Return each line containing "Федеральным".
┌─ Provided records
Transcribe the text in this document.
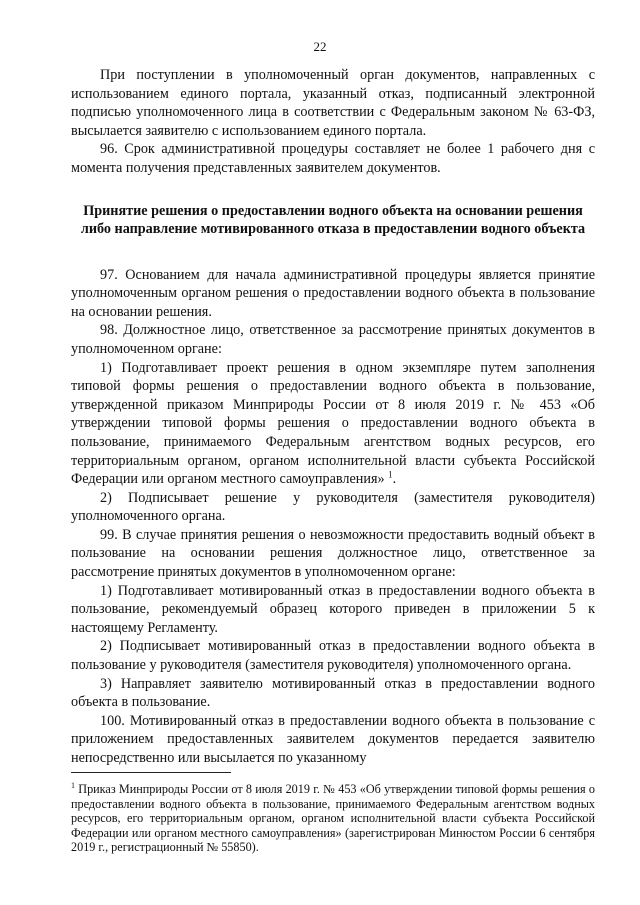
22

При поступлении в уполномоченный орган документов, направленных с использованием единого портала, указанный отказ, подписанный электронной подписью уполномоченного лица в соответствии с Федеральным законом № 63-ФЗ, высылается заявителю с использованием единого портала.

96. Срок административной процедуры составляет не более 1 рабочего дня с момента получения представленных заявителем документов.

Принятие решения о предоставлении водного объекта на основании решения либо направление мотивированного отказа в предоставлении водного объекта

97. Основанием для начала административной процедуры является принятие уполномоченным органом решения о предоставлении водного объекта в пользование на основании решения.

98. Должностное лицо, ответственное за рассмотрение принятых документов в уполномоченном органе:

1) Подготавливает проект решения в одном экземпляре путем заполнения типовой формы решения о предоставлении водного объекта в пользование, утвержденной приказом Минприроды России от 8 июля 2019 г. № 453 «Об утверждении типовой формы решения о предоставлении водного объекта в пользование, принимаемого Федеральным агентством водных ресурсов, его территориальным органом, органом исполнительной власти субъекта Российской Федерации или органом местного самоуправления» $^1$.

2) Подписывает решение у руководителя (заместителя руководителя) уполномоченного органа.

99. В случае принятия решения о невозможности предоставить водный объект в пользование на основании решения должностное лицо, ответственное за рассмотрение принятых документов в уполномоченном органе:

1) Подготавливает мотивированный отказ в предоставлении водного объекта в пользование, рекомендуемый образец которого приведен в приложении 5 к настоящему Регламенту.

2) Подписывает мотивированный отказ в предоставлении водного объекта в пользование у руководителя (заместителя руководителя) уполномоченного органа.

3) Направляет заявителю мотивированный отказ в предоставлении водного объекта в пользование.

100. Мотивированный отказ в предоставлении водного объекта в пользование с приложением предоставленных заявителем документов передается заявителю непосредственно или высылается по указанному

$^1$ Приказ Минприроды России от 8 июля 2019 г. № 453 «Об утверждении типовой формы решения о предоставлении водного объекта в пользование, принимаемого Федеральным агентством водных ресурсов, его территориальным органом, органом исполнительной власти субъекта Российской Федерации или органом местного самоуправления» (зарегистрирован Минюстом России 6 сентября 2019 г., регистрационный № 55850).
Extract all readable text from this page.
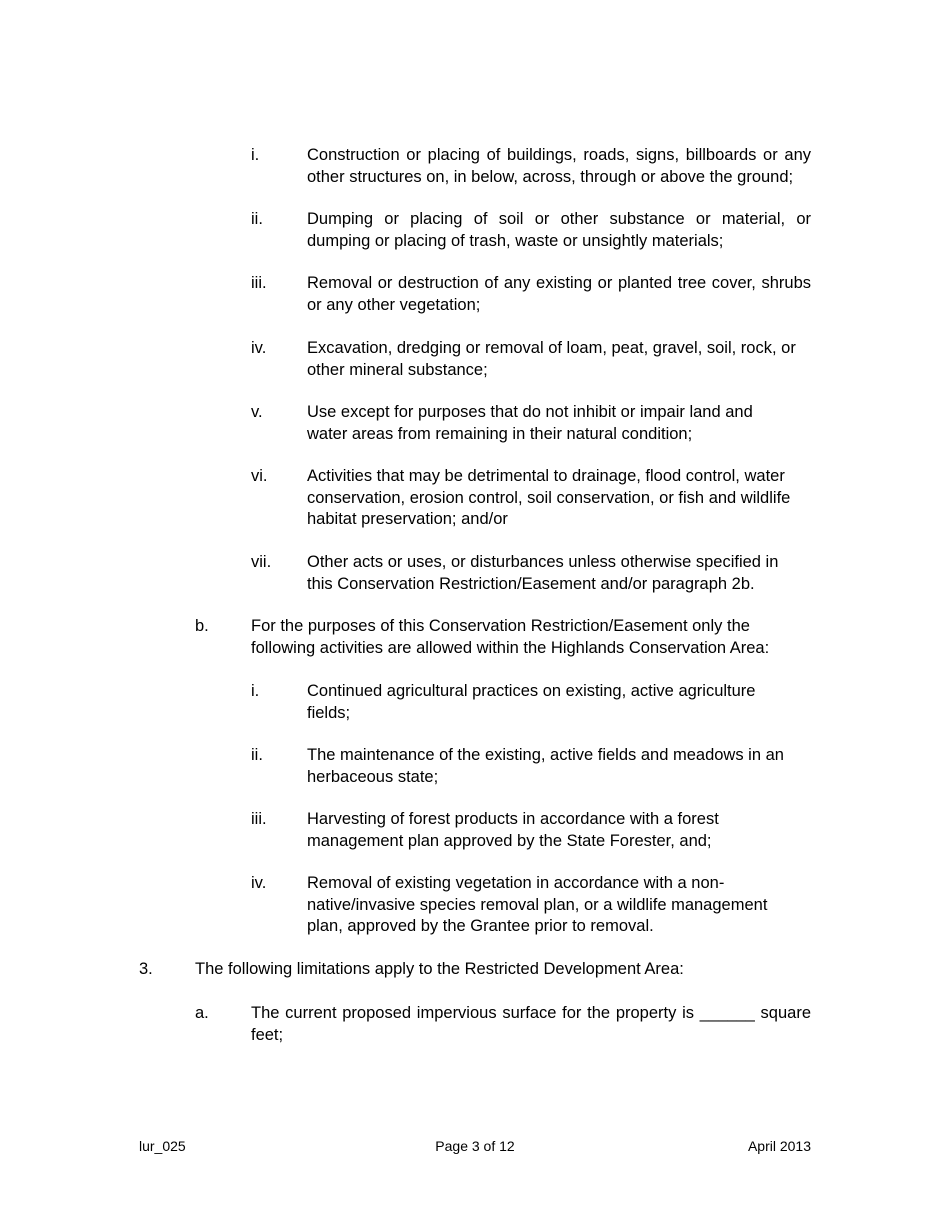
i.	Construction or placing of buildings, roads, signs, billboards or any other structures on, in below, across, through or above the ground;
ii.	Dumping or placing of soil or other substance or material, or dumping or placing of trash, waste or unsightly materials;
iii. Removal or destruction of any existing or planted tree cover, shrubs or any other vegetation;
iv. Excavation, dredging or removal of loam, peat, gravel, soil, rock, or other mineral substance;
v.	Use except for purposes that do not inhibit or impair land and water areas from remaining in their natural condition;
vi. Activities that may be detrimental to drainage, flood control, water conservation, erosion control, soil conservation, or fish and wildlife habitat preservation; and/or
vii. Other acts or uses, or disturbances unless otherwise specified in this Conservation Restriction/Easement and/or paragraph 2b.
b.	For the purposes of this Conservation Restriction/Easement only the following activities are allowed within the Highlands Conservation Area:
i.	Continued agricultural practices on existing, active agriculture fields;
ii.	The maintenance of the existing, active fields and meadows in an herbaceous state;
iii. Harvesting of forest products in accordance with a forest management plan approved by the State Forester, and;
iv. Removal of existing vegetation in accordance with a non-native/invasive species removal plan, or a wildlife management plan, approved by the Grantee prior to removal.
3.	The following limitations apply to the Restricted Development Area:
a.	The current proposed impervious surface for the property is ______ square feet;
lur_025	Page 3 of 12	April 2013
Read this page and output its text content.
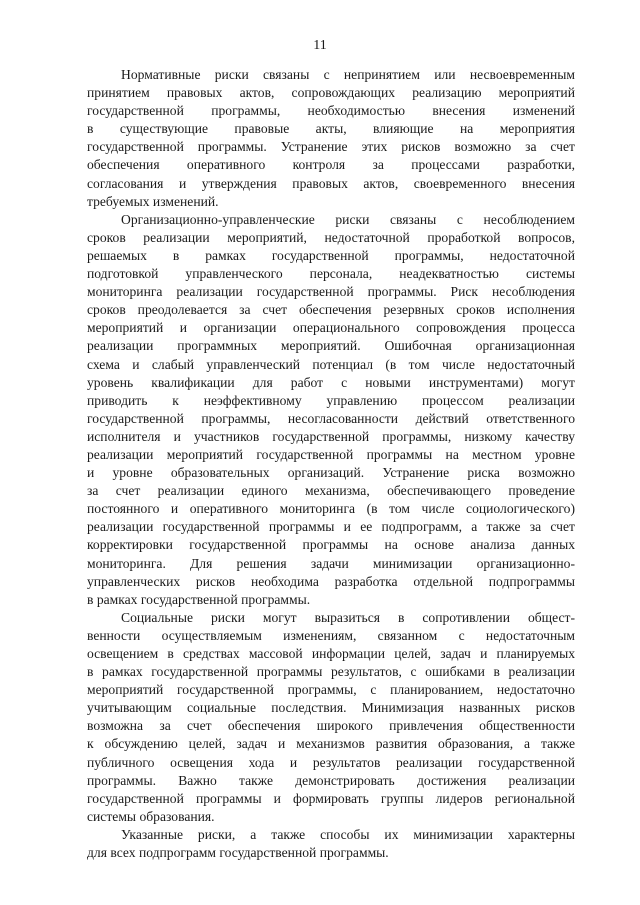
11
Нормативные риски связаны с непринятием или несвоевременным
принятием правовых актов, сопровождающих реализацию мероприятий
государственной программы, необходимостью внесения изменений
в существующие правовые акты, влияющие на мероприятия
государственной программы. Устранение этих рисков возможно за счет
обеспечения оперативного контроля за процессами разработки,
согласования и утверждения правовых актов, своевременного внесения
требуемых изменений.
Организационно-управленческие риски связаны с несоблюдением
сроков реализации мероприятий, недостаточной проработкой вопросов,
решаемых в рамках государственной программы, недостаточной
подготовкой управленческого персонала, неадекватностью системы
мониторинга реализации государственной программы. Риск несоблюдения
сроков преодолевается за счет обеспечения резервных сроков исполнения
мероприятий и организации операционального сопровождения процесса
реализации программных мероприятий. Ошибочная организационная
схема и слабый управленческий потенциал (в том числе недостаточный
уровень квалификации для работ с новыми инструментами) могут
приводить к неэффективному управлению процессом реализации
государственной программы, несогласованности действий ответственного
исполнителя и участников государственной программы, низкому качеству
реализации мероприятий государственной программы на местном уровне
и уровне образовательных организаций. Устранение риска возможно
за счет реализации единого механизма, обеспечивающего проведение
постоянного и оперативного мониторинга (в том числе социологического)
реализации государственной программы и ее подпрограмм, а также за счет
корректировки государственной программы на основе анализа данных
мониторинга. Для решения задачи минимизации организационно-
управленческих рисков необходима разработка отдельной подпрограммы
в рамках государственной программы.
Социальные риски могут выразиться в сопротивлении общест-
венности осуществляемым изменениям, связанном с недостаточным
освещением в средствах массовой информации целей, задач и планируемых
в рамках государственной программы результатов, с ошибками в реализации
мероприятий государственной программы, с планированием, недостаточно
учитывающим социальные последствия. Минимизация названных рисков
возможна за счет обеспечения широкого привлечения общественности
к обсуждению целей, задач и механизмов развития образования, а также
публичного освещения хода и результатов реализации государственной
программы. Важно также демонстрировать достижения реализации
государственной программы и формировать группы лидеров региональной
системы образования.
Указанные риски, а также способы их минимизации характерны
для всех подпрограмм государственной программы.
└─
Complete answer –
При поступлении в уполномоченный орган документов, направленных с использованием единого портала, указанный отказ, подписанный электронной подписью уполномоченного лица в соответствии с Федеральным законом № 63-ФЗ, высылается заявителю с использованием единого портала.
1) Подготавливает проект решения в одном экземпляре путем заполнения типовой формы решения о предоставлении водного объекта в пользование, утвержденной приказом Минприроды России от 8 июля 2019 г. № 453 «Об утверждении типовой формы решения о предоставлении водного объекта в пользование, принимаемого Федеральным агентством водных ресурсов, его территориальным органом, органом исполнительной власти субъекта Российской Федерации или органом местного самоуправления» $^1$.
$^1$ Приказ Минприроды России от 8 июля 2019 г. № 453 «Об утверждении типовой формы решения о предоставлении водного объекта в пользование, принимаемого Федеральным агентством водных ресурсов, его территориальным органом, органом исполнительной власти субъекта Российской Федерации или органом местного самоуправления» (зарегистрирован Минюстом России 6 сентября 2019 г., регистрационный № 55850).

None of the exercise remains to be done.